Read the data and repeat it in full, exactly.
# START OF Task inputs
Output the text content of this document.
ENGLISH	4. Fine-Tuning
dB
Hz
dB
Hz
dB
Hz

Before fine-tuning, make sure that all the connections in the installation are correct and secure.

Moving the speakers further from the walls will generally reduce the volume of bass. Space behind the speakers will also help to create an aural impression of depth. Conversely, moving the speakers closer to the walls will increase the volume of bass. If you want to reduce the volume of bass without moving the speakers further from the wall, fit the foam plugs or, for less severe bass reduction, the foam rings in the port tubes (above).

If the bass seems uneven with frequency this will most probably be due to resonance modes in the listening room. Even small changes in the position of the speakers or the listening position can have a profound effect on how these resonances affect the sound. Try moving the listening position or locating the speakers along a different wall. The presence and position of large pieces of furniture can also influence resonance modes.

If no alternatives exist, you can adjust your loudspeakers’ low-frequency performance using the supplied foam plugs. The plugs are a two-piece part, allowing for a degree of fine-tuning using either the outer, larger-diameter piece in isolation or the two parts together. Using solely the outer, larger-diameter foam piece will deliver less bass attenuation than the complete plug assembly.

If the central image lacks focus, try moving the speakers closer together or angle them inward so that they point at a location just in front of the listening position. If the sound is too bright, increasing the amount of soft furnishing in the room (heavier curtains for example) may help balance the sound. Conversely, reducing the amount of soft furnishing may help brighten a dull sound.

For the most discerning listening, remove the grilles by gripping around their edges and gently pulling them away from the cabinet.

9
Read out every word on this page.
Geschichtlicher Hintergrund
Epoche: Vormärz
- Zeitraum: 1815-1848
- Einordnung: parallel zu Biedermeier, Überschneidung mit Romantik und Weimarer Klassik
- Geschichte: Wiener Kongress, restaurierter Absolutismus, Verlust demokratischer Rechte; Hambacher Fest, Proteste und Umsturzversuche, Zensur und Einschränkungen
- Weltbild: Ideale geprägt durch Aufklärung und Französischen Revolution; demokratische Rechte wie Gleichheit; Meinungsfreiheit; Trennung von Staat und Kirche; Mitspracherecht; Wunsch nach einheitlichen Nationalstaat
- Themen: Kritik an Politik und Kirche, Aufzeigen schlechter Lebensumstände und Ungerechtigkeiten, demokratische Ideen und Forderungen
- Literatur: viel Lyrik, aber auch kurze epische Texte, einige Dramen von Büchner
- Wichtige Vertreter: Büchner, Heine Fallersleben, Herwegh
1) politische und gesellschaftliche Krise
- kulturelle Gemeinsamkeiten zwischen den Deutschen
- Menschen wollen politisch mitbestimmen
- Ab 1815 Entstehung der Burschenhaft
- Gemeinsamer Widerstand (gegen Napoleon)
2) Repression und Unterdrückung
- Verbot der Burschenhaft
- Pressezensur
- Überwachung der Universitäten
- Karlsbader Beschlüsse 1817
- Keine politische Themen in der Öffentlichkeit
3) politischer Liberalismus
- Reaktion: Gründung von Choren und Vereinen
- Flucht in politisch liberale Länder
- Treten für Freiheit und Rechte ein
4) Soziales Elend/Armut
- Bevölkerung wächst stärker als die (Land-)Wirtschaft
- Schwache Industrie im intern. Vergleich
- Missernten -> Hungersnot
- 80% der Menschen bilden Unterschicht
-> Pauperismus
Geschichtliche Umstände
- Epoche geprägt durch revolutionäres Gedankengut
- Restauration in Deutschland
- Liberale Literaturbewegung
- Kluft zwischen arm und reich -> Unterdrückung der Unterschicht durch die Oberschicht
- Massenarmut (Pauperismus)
# END OF Task inputs
## Response to the exercise
Output the text content of this document.
ENGLISH	4. Fine-Tuning
dB
Hz
dB
Hz
dB
Hz

Before fine-tuning, make sure that all the connections in the installation are correct and secure.

Moving the speakers further from the walls will generally reduce the volume of bass. Space behind the speakers will also help to create an aural impression of depth. Conversely, moving the speakers closer to the walls will increase the volume of bass. If you want to reduce the volume of bass without moving the speakers further from the wall, fit the foam plugs or, for less severe bass reduction, the foam rings in the port tubes (above).

If the bass seems uneven with frequency this will most probably be due to resonance modes in the listening room. Even small changes in the position of the speakers or the listening position can have a profound effect on how these resonances affect the sound. Try moving the listening position or locating the speakers along a different wall. The presence and position of large pieces of furniture can also influence resonance modes.

If no alternatives exist, you can adjust your loudspeakers’ low-frequency performance using the supplied foam plugs. The plugs are a two-piece part, allowing for a degree of fine-tuning using either the outer, larger-diameter piece in isolation or the two parts together. Using solely the outer, larger-diameter foam piece will deliver less bass attenuation than the complete plug assembly.

If the central image lacks focus, try moving the speakers closer together or angle them inward so that they point at a location just in front of the listening position. If the sound is too bright, increasing the amount of soft furnishing in the room (heavier curtains for example) may help balance the sound. Conversely, reducing the amount of soft furnishing may help brighten a dull sound.

For the most discerning listening, remove the grilles by gripping around their edges and gently pulling them away from the cabinet.

9
Read out every word on this page.
Geschichtlicher Hintergrund
Epoche: Vormärz
- Zeitraum: 1815-1848
- Einordnung: parallel zu Biedermeier, Überschneidung mit Romantik und Weimarer Klassik
- Geschichte: Wiener Kongress, restaurierter Absolutismus, Verlust demokratischer Rechte; Hambacher Fest, Proteste und Umsturzversuche, Zensur und Einschränkungen
- Weltbild: Ideale geprägt durch Aufklärung und Französischen Revolution; demokratische Rechte wie Gleichheit; Meinungsfreiheit; Trennung von Staat und Kirche; Mitspracherecht; Wunsch nach einheitlichen Nationalstaat
- Themen: Kritik an Politik und Kirche, Aufzeigen schlechter Lebensumstände und Ungerechtigkeiten, demokratische Ideen und Forderungen
- Literatur: viel Lyrik, aber auch kurze epische Texte, einige Dramen von Büchner
- Wichtige Vertreter: Büchner, Heine Fallersleben, Herwegh
1) politische und gesellschaftliche Krise
- kulturelle Gemeinsamkeiten zwischen den Deutschen
- Menschen wollen politisch mitbestimmen
- Ab 1815 Entstehung der Burschenhaft
- Gemeinsamer Widerstand (gegen Napoleon)
2) Repression und Unterdrückung
- Verbot der Burschenhaft
- Pressezensur
- Überwachung der Universitäten
- Karlsbader Beschlüsse 1817
- Keine politische Themen in der Öffentlichkeit
3) politischer Liberalismus
- Reaktion: Gründung von Choren und Vereinen
- Flucht in politisch liberale Länder
- Treten für Freiheit und Rechte ein
4) Soziales Elend/Armut
- Bevölkerung wächst stärker als die (Land-)Wirtschaft
- Schwache Industrie im intern. Vergleich
- Missernten -> Hungersnot
- 80% der Menschen bilden Unterschicht
-> Pauperismus
Geschichtliche Umstände
- Epoche geprägt durch revolutionäres Gedankengut
- Restauration in Deutschland
- Liberale Literaturbewegung
- Kluft zwischen arm und reich -> Unterdrückung der Unterschicht durch die Oberschicht
- Massenarmut (Pauperismus)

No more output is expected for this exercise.